## SET PROBLEM 1
Using the indictment passage, explain in one to three sentences why the author says virtually all the evidence needed to convict the co-conspirators is written down.
## SET PROBLEM 2
Extend the indictment passage with a further paragraph or two, beginning right after its final sentence.

## TEXT PASSAGE

☆ ☆ ☆ ☆ ☆

At least as laid out, virtually all the evidence needed to convict the co-conspirators is written down. As noted, much of this was in emails (the word appears 33 times in the indictment). There were two conversations via Skype, a Section 702 provider, as well as one text sent via Skype. Flynn sent one text memorializing a meeting with Alptekin referencing one of the Turkish Ministers who were their real clients. There were multiple financial wires.

The only overt acts described in the indictment that could not have been captured by the FBI or collected after the fact were one meeting, some lobbying activities, and some weekly phone calls.

On or about the evening of September 19, 2016, Person A, RAFIEKIAN, ALPTEKIN, and other members of the project met in New York City with Turkish Minister #1 and Turkish Minister #2. The conversation centered on the Turkish citizen and the Turkish government’s efforts to convince the U.S. government to extradite the Turkish citizen to Turkey.

[snip]

In or about September and October 2016, RAFIEK.IAN and others involved in the project visited with and lobbied a member of Congress, a Congressional staffer, and a state government official in an attempt to depict the Turkish citizen as a threat who should be returned to Turkey and to persuade them to hold Congressional hearings concerning the Turkish citizen.

[snip]

On approximately a weekly basis during the project, RAFIEKIAN, Person A, and other Company A team members had telephone conference calls with ALPTEKIN to update ALPTEKIN on the progress of the project. [my emphasis]

All of those, however, also included other team members, members who didn’t lie to the government and aren’t being charged as co-conspirators.

That leaves one other key piece of evidence the government might have needed help to collect: communications with the lawyers who filed the false FARA filings.

☆ ☆ ☆ ☆ ☆

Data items
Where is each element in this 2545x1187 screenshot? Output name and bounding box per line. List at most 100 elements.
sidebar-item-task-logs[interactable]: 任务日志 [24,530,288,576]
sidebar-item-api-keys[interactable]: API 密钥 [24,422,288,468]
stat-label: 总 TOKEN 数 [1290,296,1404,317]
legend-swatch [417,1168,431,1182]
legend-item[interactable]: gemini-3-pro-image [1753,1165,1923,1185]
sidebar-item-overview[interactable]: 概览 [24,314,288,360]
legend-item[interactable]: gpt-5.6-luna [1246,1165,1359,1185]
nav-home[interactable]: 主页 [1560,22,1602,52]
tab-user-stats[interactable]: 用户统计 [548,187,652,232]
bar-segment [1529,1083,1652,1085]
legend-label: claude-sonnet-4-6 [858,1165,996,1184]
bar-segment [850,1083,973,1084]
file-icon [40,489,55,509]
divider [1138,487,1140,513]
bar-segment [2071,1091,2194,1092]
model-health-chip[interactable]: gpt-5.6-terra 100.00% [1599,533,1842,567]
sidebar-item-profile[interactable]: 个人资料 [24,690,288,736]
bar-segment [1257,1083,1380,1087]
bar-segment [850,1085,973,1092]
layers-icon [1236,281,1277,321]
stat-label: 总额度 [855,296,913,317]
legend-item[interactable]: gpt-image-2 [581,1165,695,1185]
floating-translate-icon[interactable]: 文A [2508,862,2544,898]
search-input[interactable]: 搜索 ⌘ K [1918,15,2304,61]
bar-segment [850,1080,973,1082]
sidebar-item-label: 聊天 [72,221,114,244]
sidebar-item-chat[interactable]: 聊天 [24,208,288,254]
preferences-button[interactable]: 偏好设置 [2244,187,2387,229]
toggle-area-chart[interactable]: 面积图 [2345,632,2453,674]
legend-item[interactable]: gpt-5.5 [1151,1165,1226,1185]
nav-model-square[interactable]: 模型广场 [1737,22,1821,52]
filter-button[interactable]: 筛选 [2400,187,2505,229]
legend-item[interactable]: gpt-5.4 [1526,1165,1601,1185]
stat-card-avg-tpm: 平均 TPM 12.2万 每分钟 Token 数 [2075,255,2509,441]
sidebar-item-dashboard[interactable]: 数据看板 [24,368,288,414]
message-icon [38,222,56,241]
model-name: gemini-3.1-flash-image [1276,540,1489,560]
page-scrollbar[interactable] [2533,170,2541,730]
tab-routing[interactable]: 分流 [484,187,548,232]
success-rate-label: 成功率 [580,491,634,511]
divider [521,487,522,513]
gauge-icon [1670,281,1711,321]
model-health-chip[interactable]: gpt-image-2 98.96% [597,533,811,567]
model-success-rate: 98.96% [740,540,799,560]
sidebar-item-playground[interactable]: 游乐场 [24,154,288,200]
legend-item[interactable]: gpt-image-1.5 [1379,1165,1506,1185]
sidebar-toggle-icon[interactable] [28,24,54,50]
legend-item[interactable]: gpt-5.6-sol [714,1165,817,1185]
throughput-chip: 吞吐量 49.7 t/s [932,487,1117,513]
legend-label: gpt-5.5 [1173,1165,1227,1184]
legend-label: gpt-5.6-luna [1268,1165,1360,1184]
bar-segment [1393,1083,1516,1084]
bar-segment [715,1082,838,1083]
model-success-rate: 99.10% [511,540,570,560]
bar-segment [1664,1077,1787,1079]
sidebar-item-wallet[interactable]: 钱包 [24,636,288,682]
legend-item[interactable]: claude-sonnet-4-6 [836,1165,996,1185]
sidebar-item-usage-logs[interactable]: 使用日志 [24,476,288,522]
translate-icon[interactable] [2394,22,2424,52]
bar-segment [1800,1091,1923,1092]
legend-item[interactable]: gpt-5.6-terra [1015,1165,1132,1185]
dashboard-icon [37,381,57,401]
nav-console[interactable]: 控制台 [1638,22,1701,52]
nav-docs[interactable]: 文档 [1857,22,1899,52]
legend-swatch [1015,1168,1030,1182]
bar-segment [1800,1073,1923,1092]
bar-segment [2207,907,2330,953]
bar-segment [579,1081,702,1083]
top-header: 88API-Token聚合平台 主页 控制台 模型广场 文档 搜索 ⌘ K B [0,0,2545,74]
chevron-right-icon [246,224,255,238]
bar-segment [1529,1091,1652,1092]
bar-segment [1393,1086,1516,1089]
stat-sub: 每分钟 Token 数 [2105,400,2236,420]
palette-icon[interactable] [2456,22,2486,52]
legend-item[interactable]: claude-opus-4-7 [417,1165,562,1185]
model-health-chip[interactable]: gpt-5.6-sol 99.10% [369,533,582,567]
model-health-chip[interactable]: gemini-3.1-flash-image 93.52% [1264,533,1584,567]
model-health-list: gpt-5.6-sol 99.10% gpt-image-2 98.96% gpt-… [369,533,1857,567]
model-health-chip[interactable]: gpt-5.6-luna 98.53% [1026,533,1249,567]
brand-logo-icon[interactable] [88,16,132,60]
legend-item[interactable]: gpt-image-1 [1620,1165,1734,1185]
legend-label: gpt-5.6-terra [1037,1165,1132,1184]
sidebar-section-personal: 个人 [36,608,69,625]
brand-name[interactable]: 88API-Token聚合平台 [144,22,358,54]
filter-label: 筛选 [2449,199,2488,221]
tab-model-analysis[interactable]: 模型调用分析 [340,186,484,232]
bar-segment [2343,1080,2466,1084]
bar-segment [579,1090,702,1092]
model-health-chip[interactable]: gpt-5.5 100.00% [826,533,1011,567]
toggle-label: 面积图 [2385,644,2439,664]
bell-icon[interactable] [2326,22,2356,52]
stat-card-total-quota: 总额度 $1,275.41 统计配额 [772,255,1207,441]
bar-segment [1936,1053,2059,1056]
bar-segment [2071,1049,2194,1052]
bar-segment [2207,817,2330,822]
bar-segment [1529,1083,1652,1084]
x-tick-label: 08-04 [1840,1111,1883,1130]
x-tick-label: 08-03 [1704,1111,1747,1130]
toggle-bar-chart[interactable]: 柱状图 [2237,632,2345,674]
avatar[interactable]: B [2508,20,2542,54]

☆ ☆ ☆ ☆ ☆

## WRITTEN ANSWER 1
Most of the conduct left a written or electronic record. Much of it was in emails, which the indictment mentions 33 times. There were also two Skype conversations and a text sent through Skype, a text from Flynn memorializing a meeting with Alptekin, and multiple financial wires.

## WRITTEN ANSWER 2
From approximately January 2017 through approximately March 2017, outside attorneys for Company A gathered information to determine whether Company A or any of its employees had an obligation to register under FARA based upon Company A’s work on “Operation Confidence.” During this process, RAFIEK.IAN and ALPTEKIN knowingly provided false information to Company A’s attorneys in an effort to hide from the attorneys – and ultimately from the FARA Unit – the involvement of Turkish government officials in the project.

While Mueller was able to get a crime-fraud exception to get communications from the lawyer who did Paul Manafort’s false FARA filings, once Flynn flipped he could have voluntarily waived privilege to make those documents available to the government. Indeed, I wonder if that’s what’s hidden in a key redaction in Flynn’s cooperation addendum.

In other words, there is a non-liar witness (or document) for every overt act in this indictment. They don’t need Flynn to sit on the witness stand and describe the conspiracy, as laid out. They can just have his service providers provide authentication of all the communications and have his former colleagues testify, along with his lawyers, now freed of any privilege obligation.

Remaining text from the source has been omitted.